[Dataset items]
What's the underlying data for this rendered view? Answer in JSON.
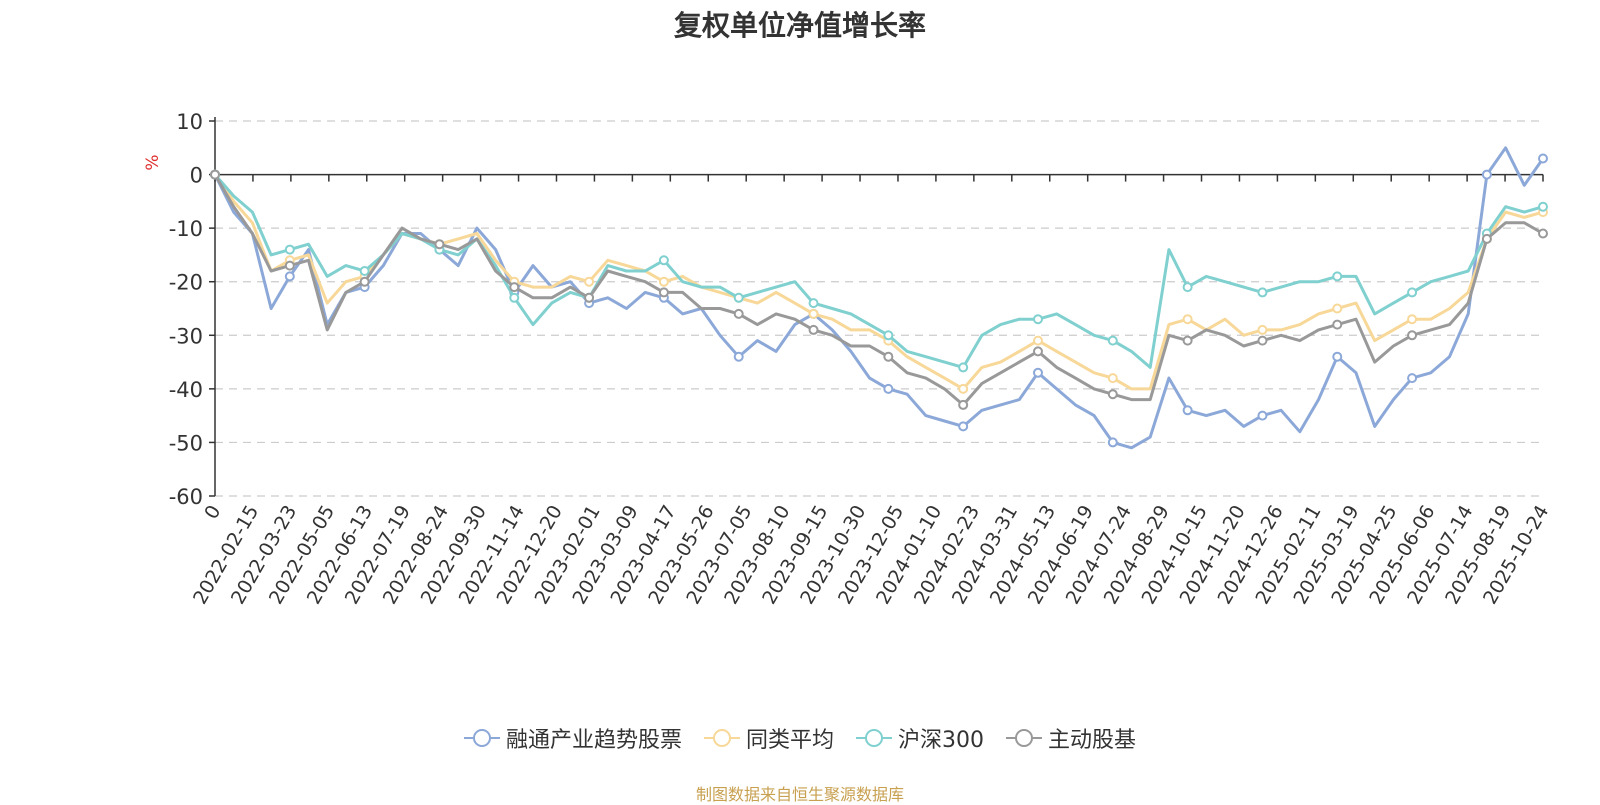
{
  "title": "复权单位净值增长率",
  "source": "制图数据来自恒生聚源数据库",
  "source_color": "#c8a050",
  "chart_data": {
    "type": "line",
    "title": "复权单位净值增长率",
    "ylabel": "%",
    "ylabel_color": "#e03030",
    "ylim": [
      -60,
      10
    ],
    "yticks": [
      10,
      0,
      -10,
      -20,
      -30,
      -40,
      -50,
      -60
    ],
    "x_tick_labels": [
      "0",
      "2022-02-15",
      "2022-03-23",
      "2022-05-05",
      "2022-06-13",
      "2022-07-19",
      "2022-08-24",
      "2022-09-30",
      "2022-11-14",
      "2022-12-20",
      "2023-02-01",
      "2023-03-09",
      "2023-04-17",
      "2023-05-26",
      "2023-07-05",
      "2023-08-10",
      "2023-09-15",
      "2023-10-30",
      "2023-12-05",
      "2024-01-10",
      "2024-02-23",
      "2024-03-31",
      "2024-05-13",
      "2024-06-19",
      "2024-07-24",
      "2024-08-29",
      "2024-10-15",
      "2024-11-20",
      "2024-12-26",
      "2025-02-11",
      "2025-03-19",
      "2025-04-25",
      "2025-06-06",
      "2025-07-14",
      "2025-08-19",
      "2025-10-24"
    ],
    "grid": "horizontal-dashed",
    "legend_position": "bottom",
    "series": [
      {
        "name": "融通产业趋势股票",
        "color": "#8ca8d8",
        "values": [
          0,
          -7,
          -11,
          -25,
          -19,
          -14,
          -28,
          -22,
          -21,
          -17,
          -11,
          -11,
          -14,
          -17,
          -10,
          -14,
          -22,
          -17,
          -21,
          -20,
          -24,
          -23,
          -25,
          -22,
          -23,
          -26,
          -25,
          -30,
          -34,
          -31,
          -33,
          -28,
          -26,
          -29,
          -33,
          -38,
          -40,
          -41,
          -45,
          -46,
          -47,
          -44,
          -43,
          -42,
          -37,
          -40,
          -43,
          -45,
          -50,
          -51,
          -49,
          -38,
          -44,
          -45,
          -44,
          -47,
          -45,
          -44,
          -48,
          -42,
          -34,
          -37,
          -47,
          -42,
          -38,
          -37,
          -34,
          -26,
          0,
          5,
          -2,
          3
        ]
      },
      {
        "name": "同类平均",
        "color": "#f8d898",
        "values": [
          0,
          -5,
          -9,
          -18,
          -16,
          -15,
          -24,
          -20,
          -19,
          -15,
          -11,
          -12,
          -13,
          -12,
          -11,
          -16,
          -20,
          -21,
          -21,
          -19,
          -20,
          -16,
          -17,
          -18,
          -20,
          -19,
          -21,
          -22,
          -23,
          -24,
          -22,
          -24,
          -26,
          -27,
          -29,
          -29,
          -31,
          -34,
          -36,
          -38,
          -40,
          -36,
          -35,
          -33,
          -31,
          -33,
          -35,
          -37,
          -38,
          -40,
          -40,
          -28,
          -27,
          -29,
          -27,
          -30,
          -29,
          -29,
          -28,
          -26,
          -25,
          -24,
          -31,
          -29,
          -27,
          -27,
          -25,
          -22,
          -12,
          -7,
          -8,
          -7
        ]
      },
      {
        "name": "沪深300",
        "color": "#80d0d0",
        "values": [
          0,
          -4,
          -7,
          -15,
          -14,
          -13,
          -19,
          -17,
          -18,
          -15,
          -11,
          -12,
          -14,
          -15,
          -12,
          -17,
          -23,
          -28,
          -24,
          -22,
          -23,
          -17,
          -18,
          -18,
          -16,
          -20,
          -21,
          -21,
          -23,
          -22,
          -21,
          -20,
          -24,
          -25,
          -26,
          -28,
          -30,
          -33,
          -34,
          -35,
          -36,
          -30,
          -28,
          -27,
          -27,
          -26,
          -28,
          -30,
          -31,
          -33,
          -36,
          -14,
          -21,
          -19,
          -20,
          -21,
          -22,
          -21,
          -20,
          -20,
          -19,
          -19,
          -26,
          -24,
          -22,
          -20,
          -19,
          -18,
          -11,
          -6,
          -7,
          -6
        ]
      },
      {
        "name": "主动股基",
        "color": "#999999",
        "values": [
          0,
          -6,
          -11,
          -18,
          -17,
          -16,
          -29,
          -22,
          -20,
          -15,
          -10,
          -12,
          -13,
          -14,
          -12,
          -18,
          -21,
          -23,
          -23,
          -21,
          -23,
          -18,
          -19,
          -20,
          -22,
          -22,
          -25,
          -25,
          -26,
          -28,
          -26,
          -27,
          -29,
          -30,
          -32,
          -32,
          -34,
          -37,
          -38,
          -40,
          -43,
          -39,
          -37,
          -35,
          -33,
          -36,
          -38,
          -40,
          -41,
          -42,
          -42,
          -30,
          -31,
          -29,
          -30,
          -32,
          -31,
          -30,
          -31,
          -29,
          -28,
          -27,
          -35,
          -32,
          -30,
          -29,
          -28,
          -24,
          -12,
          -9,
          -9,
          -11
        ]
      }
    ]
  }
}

WHAT YOU ARE ASKED TO DO: Report the number of lines above containing the word "name", with no other text.

RESPONSE BELOW: 4